- _Input rows_:
◇ ◇ ◇ ◇ ◇ ◇ ◇
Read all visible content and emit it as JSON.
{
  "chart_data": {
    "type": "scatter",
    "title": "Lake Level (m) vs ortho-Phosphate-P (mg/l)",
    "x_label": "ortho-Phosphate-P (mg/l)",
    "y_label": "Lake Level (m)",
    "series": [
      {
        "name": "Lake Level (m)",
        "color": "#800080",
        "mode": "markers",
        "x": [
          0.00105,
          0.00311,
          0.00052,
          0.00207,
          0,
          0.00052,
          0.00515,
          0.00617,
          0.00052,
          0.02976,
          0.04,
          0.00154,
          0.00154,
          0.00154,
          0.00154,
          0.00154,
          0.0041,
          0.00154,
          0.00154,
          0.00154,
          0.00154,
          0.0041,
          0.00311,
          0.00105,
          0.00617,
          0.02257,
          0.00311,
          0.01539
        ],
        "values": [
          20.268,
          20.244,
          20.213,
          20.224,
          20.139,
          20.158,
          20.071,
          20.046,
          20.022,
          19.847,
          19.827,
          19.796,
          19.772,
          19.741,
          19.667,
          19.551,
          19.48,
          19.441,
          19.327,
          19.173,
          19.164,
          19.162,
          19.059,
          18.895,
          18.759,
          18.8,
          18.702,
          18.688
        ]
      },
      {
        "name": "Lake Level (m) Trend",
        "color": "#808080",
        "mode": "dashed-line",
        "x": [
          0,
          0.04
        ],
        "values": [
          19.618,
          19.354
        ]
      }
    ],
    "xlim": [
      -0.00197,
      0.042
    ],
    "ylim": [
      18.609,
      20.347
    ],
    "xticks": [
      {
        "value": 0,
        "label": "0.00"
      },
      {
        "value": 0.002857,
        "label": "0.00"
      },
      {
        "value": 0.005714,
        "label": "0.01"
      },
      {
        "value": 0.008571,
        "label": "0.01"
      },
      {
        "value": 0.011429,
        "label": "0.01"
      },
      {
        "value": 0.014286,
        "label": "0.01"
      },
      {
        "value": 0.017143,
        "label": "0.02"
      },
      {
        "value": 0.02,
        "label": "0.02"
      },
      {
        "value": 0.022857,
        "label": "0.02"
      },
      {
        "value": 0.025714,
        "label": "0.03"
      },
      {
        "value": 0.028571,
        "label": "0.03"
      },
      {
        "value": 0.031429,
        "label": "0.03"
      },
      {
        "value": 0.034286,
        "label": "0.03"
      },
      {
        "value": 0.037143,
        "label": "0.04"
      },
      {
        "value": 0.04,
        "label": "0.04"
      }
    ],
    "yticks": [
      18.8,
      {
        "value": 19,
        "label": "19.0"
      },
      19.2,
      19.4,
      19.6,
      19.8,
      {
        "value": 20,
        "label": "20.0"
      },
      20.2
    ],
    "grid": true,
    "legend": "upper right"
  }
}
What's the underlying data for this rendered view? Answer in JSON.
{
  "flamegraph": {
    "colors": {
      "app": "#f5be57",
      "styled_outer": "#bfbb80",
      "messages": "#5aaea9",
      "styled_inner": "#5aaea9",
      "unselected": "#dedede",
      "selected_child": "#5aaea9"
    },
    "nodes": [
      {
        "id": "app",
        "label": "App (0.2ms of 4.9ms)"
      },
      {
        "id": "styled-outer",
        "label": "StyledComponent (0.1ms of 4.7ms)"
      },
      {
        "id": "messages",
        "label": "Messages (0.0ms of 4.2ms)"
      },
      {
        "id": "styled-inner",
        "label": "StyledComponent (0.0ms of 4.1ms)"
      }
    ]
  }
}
◇ ◇ ◇ ◇ ◇ ◇ ◇
- _Exercise details_: Your task is to extract the lines running from the one with "What's the underlying" to the end of the material, inclusive, copying each exactly and adding nothing.

- _Output for this task_:
What's the underlying data for this rendered view? Answer in JSON.
{
  "flamegraph": {
    "colors": {
      "app": "#f5be57",
      "styled_outer": "#bfbb80",
      "messages": "#5aaea9",
      "styled_inner": "#5aaea9",
      "unselected": "#dedede",
      "selected_child": "#5aaea9"
    },
    "nodes": [
      {
        "id": "app",
        "label": "App (0.2ms of 4.9ms)"
      },
      {
        "id": "styled-outer",
        "label": "StyledComponent (0.1ms of 4.7ms)"
      },
      {
        "id": "messages",
        "label": "Messages (0.0ms of 4.2ms)"
      },
      {
        "id": "styled-inner",
        "label": "StyledComponent (0.0ms of 4.1ms)"
      }
    ]
  }
}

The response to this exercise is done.